%%
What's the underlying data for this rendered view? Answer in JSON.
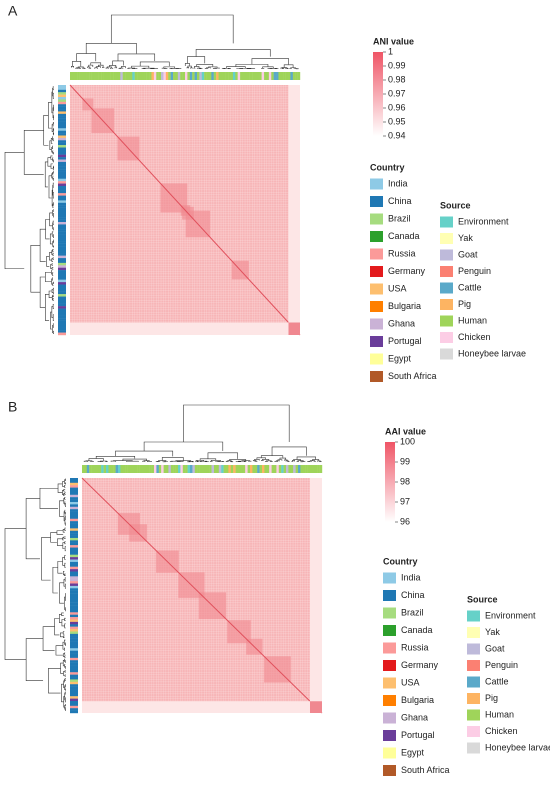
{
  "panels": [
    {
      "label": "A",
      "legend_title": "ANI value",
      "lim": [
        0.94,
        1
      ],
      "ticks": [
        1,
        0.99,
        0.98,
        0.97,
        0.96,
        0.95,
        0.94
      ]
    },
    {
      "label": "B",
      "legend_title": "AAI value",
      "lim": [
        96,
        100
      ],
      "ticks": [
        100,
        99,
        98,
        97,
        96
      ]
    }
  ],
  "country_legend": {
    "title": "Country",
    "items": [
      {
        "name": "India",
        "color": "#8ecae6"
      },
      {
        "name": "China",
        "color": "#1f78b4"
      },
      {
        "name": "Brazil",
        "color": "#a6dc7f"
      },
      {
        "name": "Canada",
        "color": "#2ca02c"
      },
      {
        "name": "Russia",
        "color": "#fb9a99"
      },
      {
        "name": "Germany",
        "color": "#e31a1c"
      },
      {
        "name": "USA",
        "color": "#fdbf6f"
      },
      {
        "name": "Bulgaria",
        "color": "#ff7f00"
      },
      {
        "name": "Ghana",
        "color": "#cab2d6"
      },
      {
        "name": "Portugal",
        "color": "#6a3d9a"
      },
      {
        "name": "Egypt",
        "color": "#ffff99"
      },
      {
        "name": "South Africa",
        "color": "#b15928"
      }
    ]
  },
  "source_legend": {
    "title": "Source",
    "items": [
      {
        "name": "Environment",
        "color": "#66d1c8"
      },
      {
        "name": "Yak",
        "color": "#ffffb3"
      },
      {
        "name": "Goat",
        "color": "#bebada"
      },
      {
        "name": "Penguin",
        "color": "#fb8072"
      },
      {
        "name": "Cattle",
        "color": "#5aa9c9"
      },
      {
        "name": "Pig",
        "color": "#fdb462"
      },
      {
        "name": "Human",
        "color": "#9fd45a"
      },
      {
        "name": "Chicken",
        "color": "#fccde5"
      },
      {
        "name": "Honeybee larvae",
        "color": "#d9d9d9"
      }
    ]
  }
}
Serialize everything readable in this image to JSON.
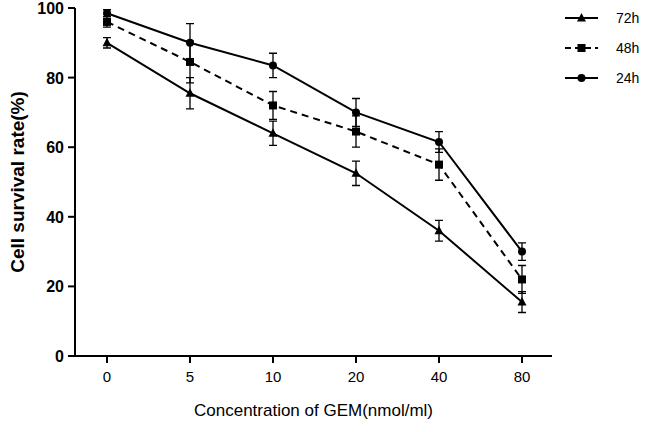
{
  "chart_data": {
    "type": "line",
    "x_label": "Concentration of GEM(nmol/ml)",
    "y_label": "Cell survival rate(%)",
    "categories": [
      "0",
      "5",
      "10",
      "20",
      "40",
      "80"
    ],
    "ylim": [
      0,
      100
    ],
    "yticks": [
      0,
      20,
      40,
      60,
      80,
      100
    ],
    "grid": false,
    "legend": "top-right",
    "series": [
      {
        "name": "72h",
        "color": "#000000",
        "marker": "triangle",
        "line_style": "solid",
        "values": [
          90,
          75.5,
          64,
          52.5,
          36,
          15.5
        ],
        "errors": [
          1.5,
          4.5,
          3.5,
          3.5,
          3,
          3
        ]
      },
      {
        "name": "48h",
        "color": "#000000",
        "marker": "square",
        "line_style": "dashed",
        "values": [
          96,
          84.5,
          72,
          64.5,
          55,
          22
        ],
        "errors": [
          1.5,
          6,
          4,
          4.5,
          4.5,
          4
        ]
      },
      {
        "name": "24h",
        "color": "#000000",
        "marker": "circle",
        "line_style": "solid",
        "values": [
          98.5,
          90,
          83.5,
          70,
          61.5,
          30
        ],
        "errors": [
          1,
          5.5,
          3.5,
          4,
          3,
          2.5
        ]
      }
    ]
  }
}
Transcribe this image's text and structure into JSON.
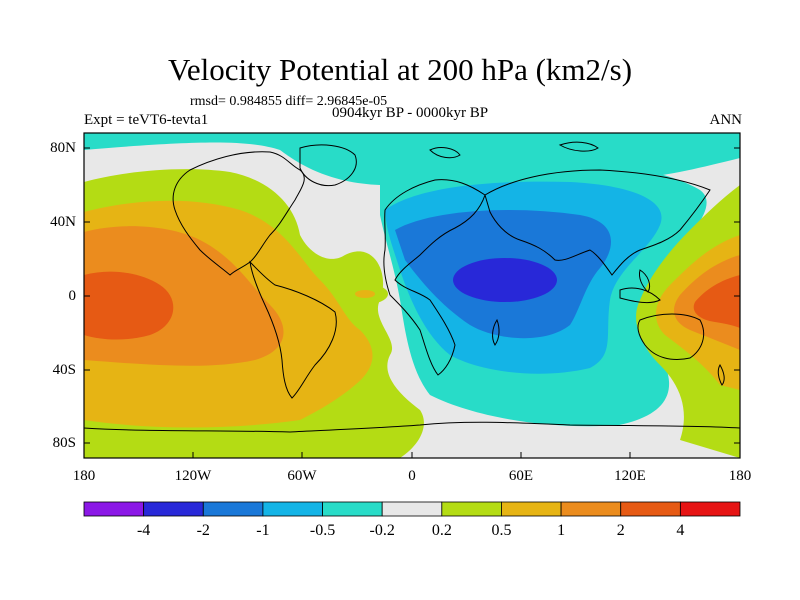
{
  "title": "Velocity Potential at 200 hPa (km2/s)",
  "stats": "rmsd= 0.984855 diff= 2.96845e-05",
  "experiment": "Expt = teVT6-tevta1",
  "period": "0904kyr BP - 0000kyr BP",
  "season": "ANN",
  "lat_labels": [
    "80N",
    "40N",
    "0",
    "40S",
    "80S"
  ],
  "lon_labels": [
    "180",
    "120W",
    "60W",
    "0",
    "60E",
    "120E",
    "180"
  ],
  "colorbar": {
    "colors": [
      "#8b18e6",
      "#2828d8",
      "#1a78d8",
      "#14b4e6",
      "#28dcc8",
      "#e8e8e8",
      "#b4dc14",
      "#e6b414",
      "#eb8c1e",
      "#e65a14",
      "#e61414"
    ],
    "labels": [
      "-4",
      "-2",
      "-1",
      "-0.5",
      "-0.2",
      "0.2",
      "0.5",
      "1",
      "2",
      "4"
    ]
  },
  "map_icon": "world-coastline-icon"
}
%%
-- Work to be completed --
Without the pictures, transcribe the listing above exactly.

-- Response --
What's the underlying data for this rendered view? Answer in JSON.
{
  "panels": [
    {
      "label": "A",
      "legend_title": "ANI value",
      "lim": [
        0.94,
        1
      ],
      "ticks": [
        1,
        0.99,
        0.98,
        0.97,
        0.96,
        0.95,
        0.94
      ]
    },
    {
      "label": "B",
      "legend_title": "AAI value",
      "lim": [
        96,
        100
      ],
      "ticks": [
        100,
        99,
        98,
        97,
        96
      ]
    }
  ],
  "country_legend": {
    "title": "Country",
    "items": [
      {
        "name": "India",
        "color": "#8ecae6"
      },
      {
        "name": "China",
        "color": "#1f78b4"
      },
      {
        "name": "Brazil",
        "color": "#a6dc7f"
      },
      {
        "name": "Canada",
        "color": "#2ca02c"
      },
      {
        "name": "Russia",
        "color": "#fb9a99"
      },
      {
        "name": "Germany",
        "color": "#e31a1c"
      },
      {
        "name": "USA",
        "color": "#fdbf6f"
      },
      {
        "name": "Bulgaria",
        "color": "#ff7f00"
      },
      {
        "name": "Ghana",
        "color": "#cab2d6"
      },
      {
        "name": "Portugal",
        "color": "#6a3d9a"
      },
      {
        "name": "Egypt",
        "color": "#ffff99"
      },
      {
        "name": "South Africa",
        "color": "#b15928"
      }
    ]
  },
  "source_legend": {
    "title": "Source",
    "items": [
      {
        "name": "Environment",
        "color": "#66d1c8"
      },
      {
        "name": "Yak",
        "color": "#ffffb3"
      },
      {
        "name": "Goat",
        "color": "#bebada"
      },
      {
        "name": "Penguin",
        "color": "#fb8072"
      },
      {
        "name": "Cattle",
        "color": "#5aa9c9"
      },
      {
        "name": "Pig",
        "color": "#fdb462"
      },
      {
        "name": "Human",
        "color": "#9fd45a"
      },
      {
        "name": "Chicken",
        "color": "#fccde5"
      },
      {
        "name": "Honeybee larvae",
        "color": "#d9d9d9"
      }
    ]
  }
}
Serialize everything readable in this image to JSON.
{
  "chart_data": {
    "type": "line",
    "x_label": "Concentration of GEM(nmol/ml)",
    "y_label": "Cell survival rate(%)",
    "categories": [
      "0",
      "5",
      "10",
      "20",
      "40",
      "80"
    ],
    "ylim": [
      0,
      100
    ],
    "yticks": [
      0,
      20,
      40,
      60,
      80,
      100
    ],
    "grid": false,
    "legend": "top-right",
    "series": [
      {
        "name": "72h",
        "color": "#000000",
        "marker": "triangle",
        "line_style": "solid",
        "values": [
          90,
          75.5,
          64,
          52.5,
          36,
          15.5
        ],
        "errors": [
          1.5,
          4.5,
          3.5,
          3.5,
          3,
          3
        ]
      },
      {
        "name": "48h",
        "color": "#000000",
        "marker": "square",
        "line_style": "dashed",
        "values": [
          96,
          84.5,
          72,
          64.5,
          55,
          22
        ],
        "errors": [
          1.5,
          6,
          4,
          4.5,
          4.5,
          4
        ]
      },
      {
        "name": "24h",
        "color": "#000000",
        "marker": "circle",
        "line_style": "solid",
        "values": [
          98.5,
          90,
          83.5,
          70,
          61.5,
          30
        ],
        "errors": [
          1,
          5.5,
          3.5,
          4,
          3,
          2.5
        ]
      }
    ]
  }
}
Transcribe this image's text and structure into JSON.
{
  "title": "Velocity Potential at 200 hPa (km2/s)",
  "stats": "rmsd= 0.984855 diff= 2.96845e-05",
  "experiment": "Expt = teVT6-tevta1",
  "period": "0904kyr BP - 0000kyr BP",
  "season": "ANN",
  "lat_labels": [
    "80N",
    "40N",
    "0",
    "40S",
    "80S"
  ],
  "lon_labels": [
    "180",
    "120W",
    "60W",
    "0",
    "60E",
    "120E",
    "180"
  ],
  "colorbar": {
    "colors": [
      "#8b18e6",
      "#2828d8",
      "#1a78d8",
      "#14b4e6",
      "#28dcc8",
      "#e8e8e8",
      "#b4dc14",
      "#e6b414",
      "#eb8c1e",
      "#e65a14",
      "#e61414"
    ],
    "labels": [
      "-4",
      "-2",
      "-1",
      "-0.5",
      "-0.2",
      "0.2",
      "0.5",
      "1",
      "2",
      "4"
    ]
  },
  "map_icon": "world-coastline-icon"
}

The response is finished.